### [PASSAGE PROVIDED]
Project title: Archive for a Fragile Island

Location: The Round Tower, Broad St, Old Portsmouth, UK

Date: 30th July – 3rd August, 2025

Artist Statement:

I am an artist working with walking, mapping, drawing, sculpture, film and sound. My work aims to explore the ambiguity associated with any attempt to map or categorise landscape. The idea that “the map is not the territory” points toward an inherent gap in our knowing; an unachievable rationalisation of our surroundings and our place within it. By referencing the visual language of the map, the book and the archive, I aim to unpick the often implied objectivity of these modes of presentation in order to engage with more fluid and reflexive expressions of our place in the world.

Contextual Statement:

For my final major project I wanted to question the implied objective truth of the map and the archive as records of place, using Portsmouth, my home, as an example. The city fully covers Portsea Island, whose coastline has considerably altered over time due to human and non-human factors. Similarly, Portsmouth’s role as a centre of naval power has fluctuated, mirroring the decline and loss of an empire and the certainty it once provided. Given this physical and symbolic flux, it seemed appropriate to adopt methodologies that subvert the certainty and finitude of archival practice, offering a more fluid and ambiguous perspective.

Detail of artist book Cartotemporal Mnemosynic Sheet No: RF00004 – West / Communicate

On visiting locations along Portsea Island’s coastline (nominally at the four points of the compass), in addition to traditional methods like collecting objects, photography and drawing, I also adopted two processes to access less predictable outcomes. The first was asemic writing – mark-making that appears as writing but without specific meaning. As I sensed the place, I made marks that recorded the experience, but which could not be reinterpreted later in any conventional sense. 

Secondly, the 3D scanning app Kiri Engine created misleadingly accurate representations of objects and geographical features. The resulting glitches – some areas detailed, others generalised or omitted – offered new, unreliable interpretations that nonetheless had the appearance of technological accuracy.

### [TASK INSTRUCTIONS]
1. Do these statements agree with the text about the Archive for a Fragile Island project? (a) The project was shown at the Round Tower in Old Portsmouth. (b) The city of Portsmouth covers only part of Portsea Island. (c) The artist used the 3D scanning app Kiri Engine. Answer yes or no for each, quoting the words of the text that decide it.
2. Carry on the text about the Archive for a Fragile Island project, starting after its final sentence.

### [SOURCE MATERIAL]

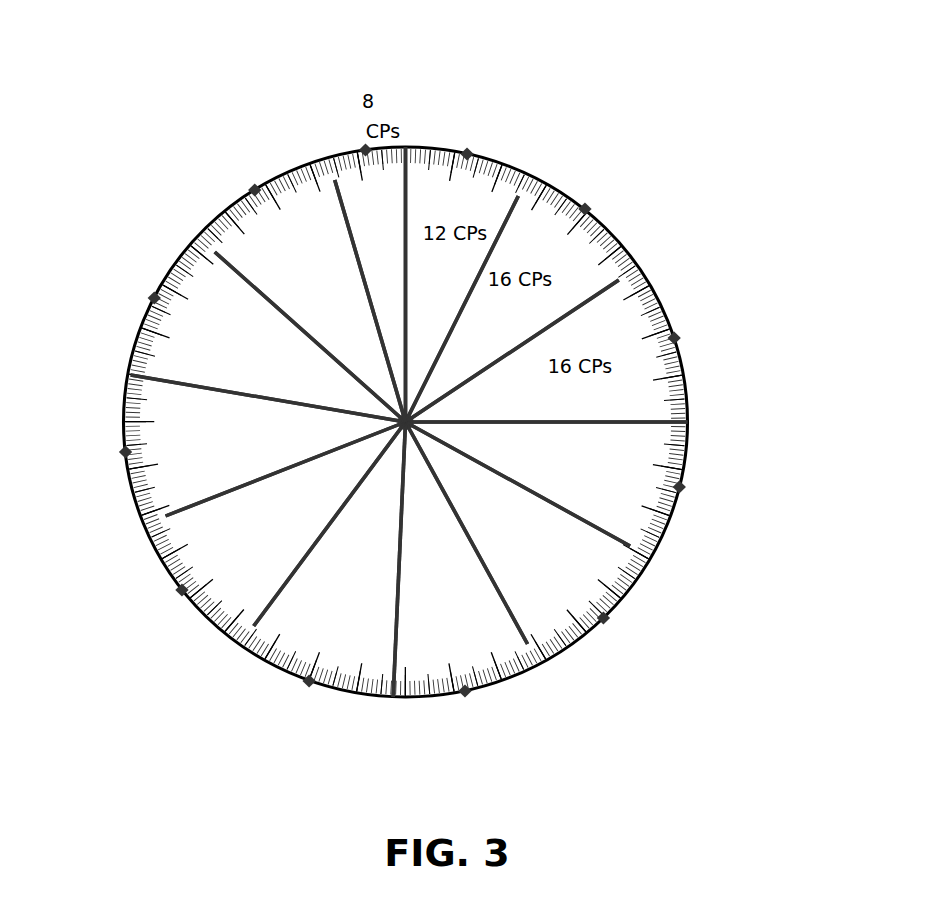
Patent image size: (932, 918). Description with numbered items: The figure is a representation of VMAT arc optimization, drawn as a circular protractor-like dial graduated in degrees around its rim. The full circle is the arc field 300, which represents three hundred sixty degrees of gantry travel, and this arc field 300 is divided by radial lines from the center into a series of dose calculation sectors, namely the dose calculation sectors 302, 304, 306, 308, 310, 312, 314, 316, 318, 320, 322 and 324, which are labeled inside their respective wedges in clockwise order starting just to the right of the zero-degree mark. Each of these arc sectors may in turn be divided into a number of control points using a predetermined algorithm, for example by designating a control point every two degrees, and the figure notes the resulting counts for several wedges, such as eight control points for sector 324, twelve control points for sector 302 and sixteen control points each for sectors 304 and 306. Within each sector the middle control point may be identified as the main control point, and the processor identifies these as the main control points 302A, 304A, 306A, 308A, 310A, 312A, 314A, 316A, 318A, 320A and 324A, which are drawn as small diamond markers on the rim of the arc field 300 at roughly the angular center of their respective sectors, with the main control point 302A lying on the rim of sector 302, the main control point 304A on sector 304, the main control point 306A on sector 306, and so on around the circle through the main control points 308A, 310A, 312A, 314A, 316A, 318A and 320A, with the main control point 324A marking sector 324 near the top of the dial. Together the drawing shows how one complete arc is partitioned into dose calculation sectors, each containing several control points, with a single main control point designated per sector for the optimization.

### [ANSWERS TO THE PROBLEMS]
1.
(a) Yes: "Location: The Round Tower, Broad St, Old Portsmouth, UK."
(b) No: "The city fully covers Portsea Island."
(c) Yes: "the 3D scanning app Kiri Engine created misleadingly accurate representations of objects and geographical features."

2.
3D scan of the tide washing over a concrete submarine block on Southsea seafront

These inconsistencies and absences align with Derrida’s Archive Fever, which discusses how archived memory inevitably “forces out other memories” (Derrida and Prenowitz 1995). They also resonate with Stuart Hall’s reference to “a fantasy of completeness” in Constituting an Archive (Hall 2001) and Mark Fisher’s definition of the eerie (Fisher 2016). The locations themselves had an essential eeriness, partly due to the presence of infrastructure whose purpose is now absent. My consideration of objectivity was informed by Donna Haraway’s Situated Knowledges (Haraway 1988) and her critique of the “modest witness” (Haraway 1997), which led me to reflect on my own role within the archive. This, alongside Tim Ingold’s ideas on research as an art practice (Ingold 2020), was significant, as I freed myself from trying to create a “true” sense of place.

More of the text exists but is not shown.